# START OF Given entries

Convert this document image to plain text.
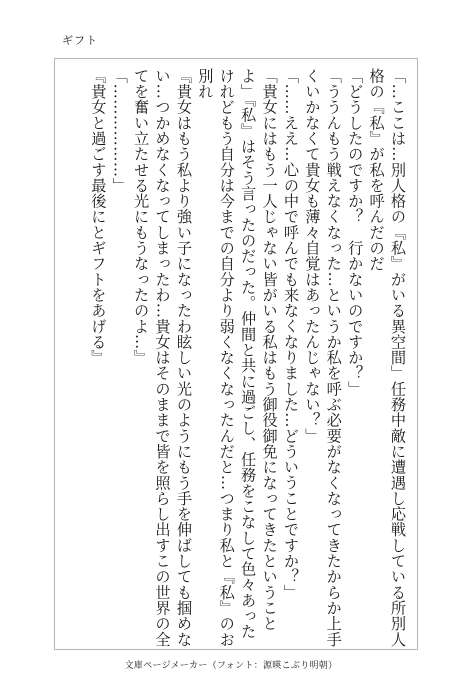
ギフト

「…ここは…別人格の『私』がいる異空間」任務中敵に遭遇し応戦している所別人格の『私』が私を呼んだのだ

「どうしたのですか？　行かないのですか？」

「ううんもう戦えなくなった…というか私を呼ぶ必要がなくなってきたからか上手くいかなくて貴女も薄々自覚はあったんじゃない？」

「……ええ…心の中で呼んでも来なくなりました…どういうことですか？」

「貴女にはもう一人じゃない皆がいる私はもう御役御免になってきたということよ」『私』はそう言ったのだった。仲間と共に過ごし、任務をこなして色々あったけれどもう自分は今までの自分より弱くなくなったんだと…つまり私と『私』のお別れ

『貴女はもう私より強い子になったわ眩しい光のようにもう手を伸ばしても掴めない…つかめなくなってしまったわ…貴女はそのままで皆を照らし出すこの世界の全てを奮い立たせる光にもうなったのよ…』

「………………」

『貴女と過ごす最後にとギフトをあげる』

文庫ページメーカー（フォント：源暎こぶり明朝）
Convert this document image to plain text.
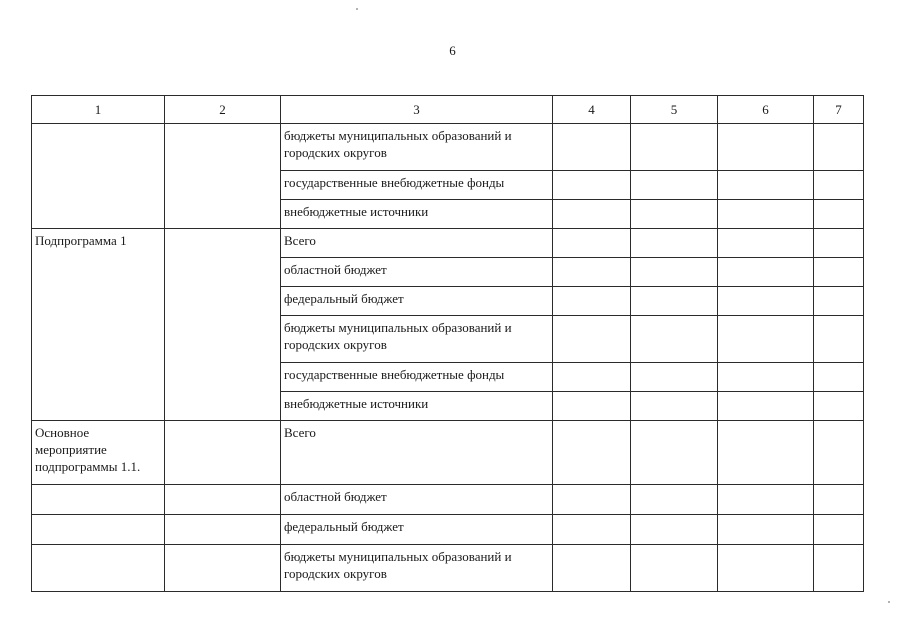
6
1	2	3	4	5	6	7
		бюджеты муниципальных образований и городских округов				
		государственные внебюджетные фонды				
		внебюджетные источники				
Подпрограмма 1		Всего				
		областной бюджет				
		федеральный бюджет				
		бюджеты муниципальных образований и городских округов				
		государственные внебюджетные фонды				
		внебюджетные источники				
Основное мероприятие подпрограммы 1.1.		Всего				
		областной бюджет				
		федеральный бюджет				
		бюджеты муниципальных образований и городских округов				
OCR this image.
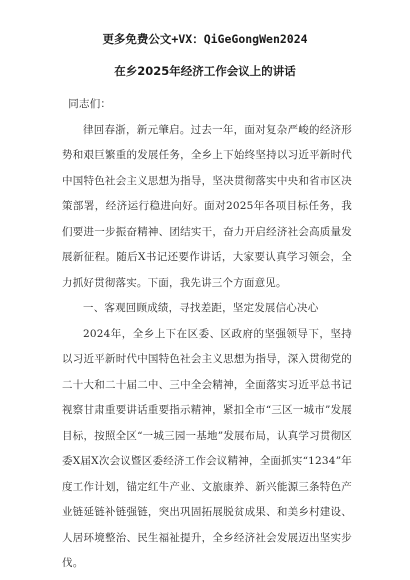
更多免费公文+VX：QiGeGongWen2024
在乡2025年经济工作会议上的讲话

同志们：

律回春浙，新元肇启。过去一年，面对复杂严峻的经济形势和艰巨繁重的发展任务，全乡上下始终坚持以习近平新时代中国特色社会主义思想为指导，坚决贯彻落实中央和省市区决策部署，经济运行稳进向好。面对2025年各项目标任务，我们要进一步振奋精神、团结实干，奋力开启经济社会高质量发展新征程。随后X书记还要作讲话，大家要认真学习领会，全力抓好贯彻落实。下面，我先讲三个方面意见。

一、客观回顾成绩，寻找差距，坚定发展信心决心

2024年，全乡上下在区委、区政府的坚强领导下，坚持以习近平新时代中国特色社会主义思想为指导，深入贯彻党的二十大和二十届二中、三中全会精神，全面落实习近平总书记视察甘肃重要讲话重要指示精神，紧扣全市“三区一城市”发展目标，按照全区“一城三园一基地”发展布局，认真学习贯彻区委X届X次会议暨区委经济工作会议精神，全面抓实“1234”年度工作计划，锚定红牛产业、文旅康养、新兴能源三条特色产业链延链补链强链，突出巩固拓展脱贫成果、和美乡村建设、人居环境整治、民生福祉提升，全乡经济社会发展迈出坚实步伐。
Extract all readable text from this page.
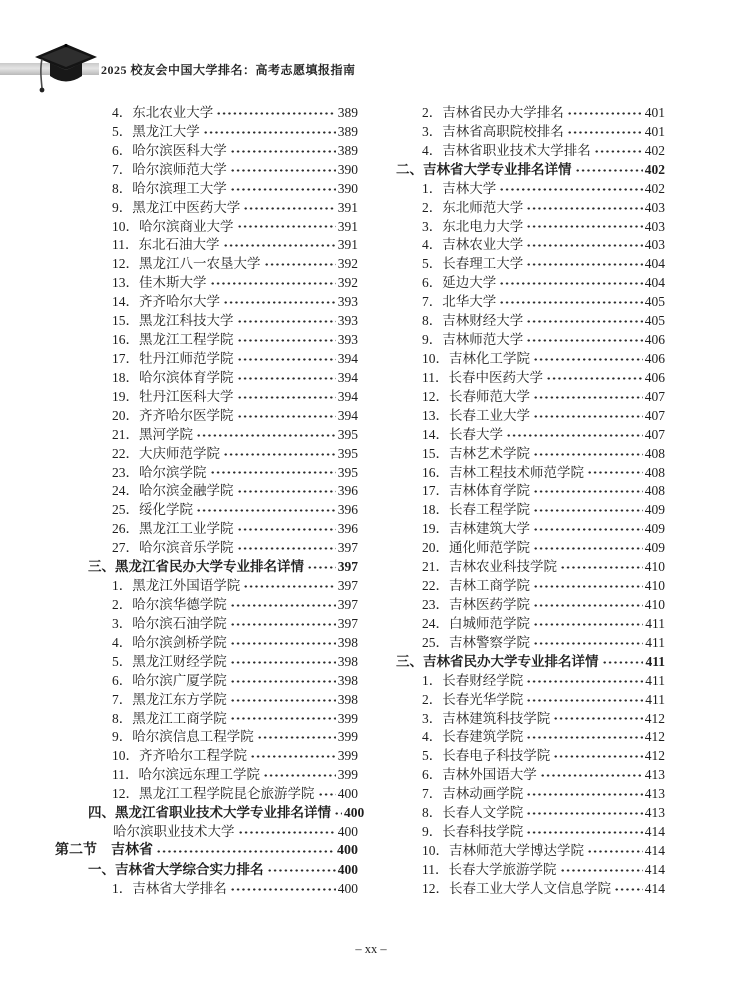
2025 校友会中国大学排名：高考志愿填报指南
4．东北农业大学	389
5．黑龙江大学	389
6．哈尔滨医科大学	389
7．哈尔滨师范大学	390
8．哈尔滨理工大学	390
9．黑龙江中医药大学	391
10．哈尔滨商业大学	391
11．东北石油大学	391
12．黑龙江八一农垦大学	392
13．佳木斯大学	392
14．齐齐哈尔大学	393
15．黑龙江科技大学	393
16．黑龙江工程学院	393
17．牡丹江师范学院	394
18．哈尔滨体育学院	394
19．牡丹江医科大学	394
20．齐齐哈尔医学院	394
21．黑河学院	395
22．大庆师范学院	395
23．哈尔滨学院	395
24．哈尔滨金融学院	396
25．绥化学院	396
26．黑龙江工业学院	396
27．哈尔滨音乐学院	397
三、黑龙江省民办大学专业排名详情	397
1．黑龙江外国语学院	397
2．哈尔滨华德学院	397
3．哈尔滨石油学院	397
4．哈尔滨剑桥学院	398
5．黑龙江财经学院	398
6．哈尔滨广厦学院	398
7．黑龙江东方学院	398
8．黑龙江工商学院	399
9．哈尔滨信息工程学院	399
10．齐齐哈尔工程学院	399
11．哈尔滨远东理工学院	399
12．黑龙江工程学院昆仑旅游学院 400
四、黑龙江省职业技术大学专业排名详情 400
哈尔滨职业技术大学	400
第二节　吉林省	400
一、吉林省大学综合实力排名	400
1．吉林省大学排名	400
2．吉林省民办大学排名	401
3．吉林省高职院校排名	401
4．吉林省职业技术大学排名	402
二、吉林省大学专业排名详情	402
1．吉林大学	402
2．东北师范大学	403
3．东北电力大学	403
4．吉林农业大学	403
5．长春理工大学	404
6．延边大学	404
7．北华大学	405
8．吉林财经大学	405
9．吉林师范大学	406
10．吉林化工学院	406
11．长春中医药大学	406
12．长春师范大学	407
13．长春工业大学	407
14．长春大学	407
15．吉林艺术学院	408
16．吉林工程技术师范学院	408
17．吉林体育学院	408
18．长春工程学院	409
19．吉林建筑大学	409
20．通化师范学院	409
21．吉林农业科技学院	410
22．吉林工商学院	410
23．吉林医药学院	410
24．白城师范学院	411
25．吉林警察学院	411
三、吉林省民办大学专业排名详情	411
1．长春财经学院	411
2．长春光华学院	411
3．吉林建筑科技学院	412
4．长春建筑学院	412
5．长春电子科技学院	412
6．吉林外国语大学	413
7．吉林动画学院	413
8．长春人文学院	413
9．长春科技学院	414
10．吉林师范大学博达学院	414
11．长春大学旅游学院	414
12．长春工业大学人文信息学院	414
– xx –
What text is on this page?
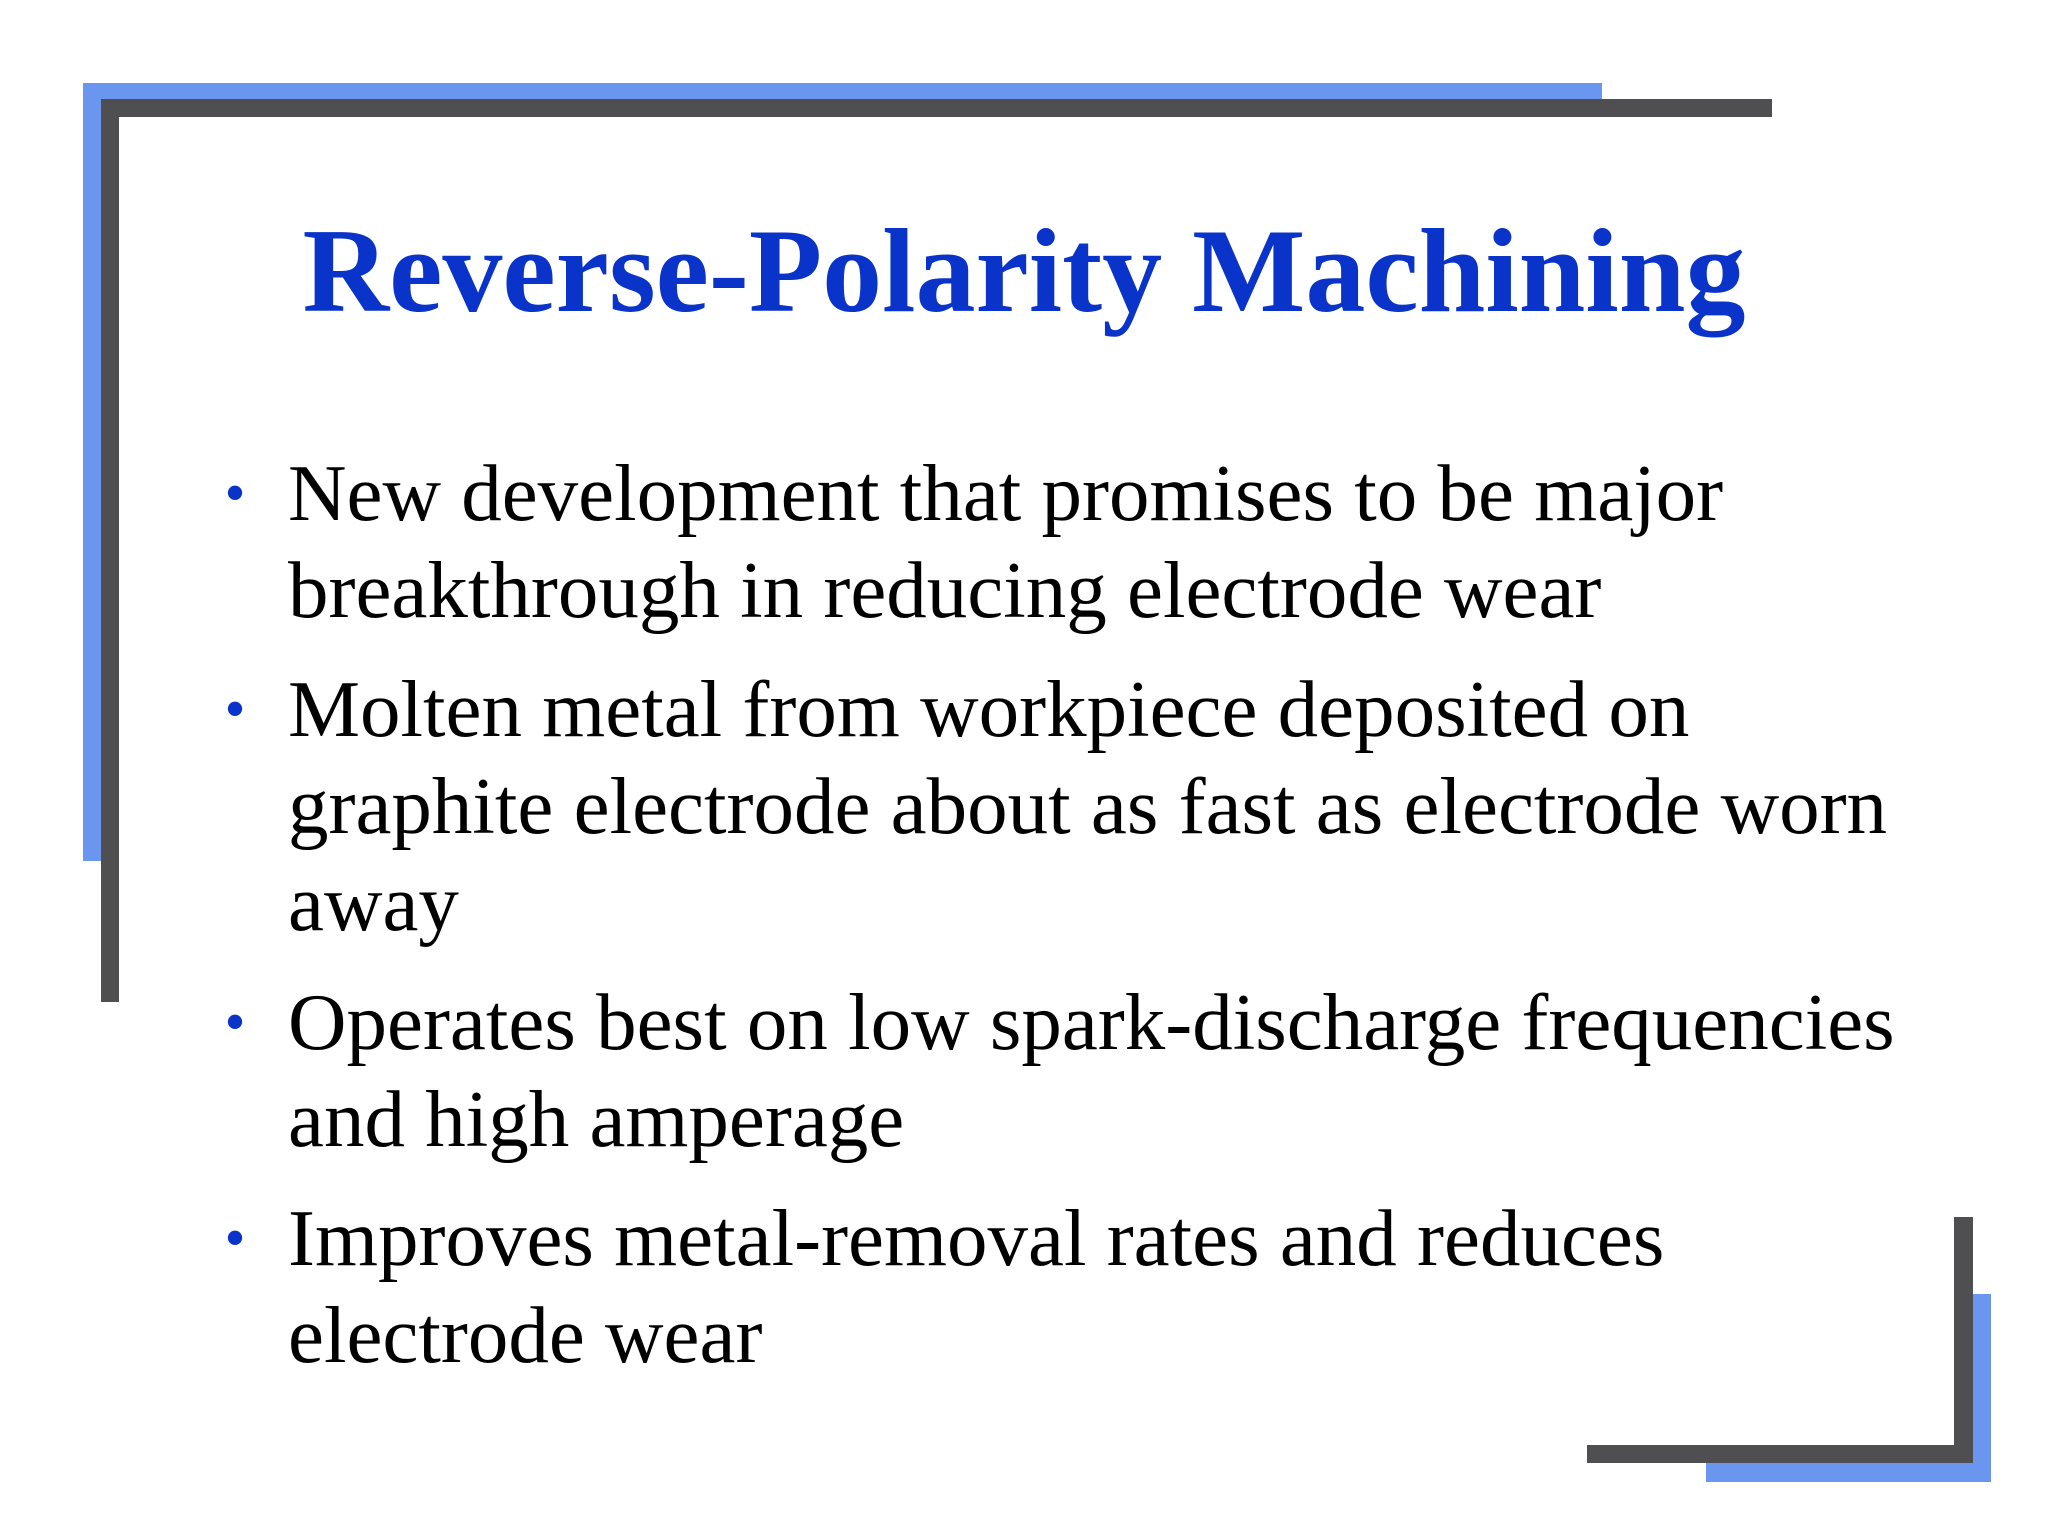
Reverse-Polarity Machining
• New development that promises to be major breakthrough in reducing electrode wear
• Molten metal from workpiece deposited on graphite electrode about as fast as electrode worn away
• Operates best on low spark-discharge frequencies and high amperage
• Improves metal-removal rates and reduces electrode wear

# END OF Given entries

Work to be completed: Print only the lines from the line that contains "What text is on this page?" to the final line of the data, inclusive. Pictures stay out.

Written response:
What text is on this page?
Reverse-Polarity Machining
• New development that promises to be major breakthrough in reducing electrode wear
• Molten metal from workpiece deposited on graphite electrode about as fast as electrode worn away
• Operates best on low spark-discharge frequencies and high amperage
• Improves metal-removal rates and reduces electrode wear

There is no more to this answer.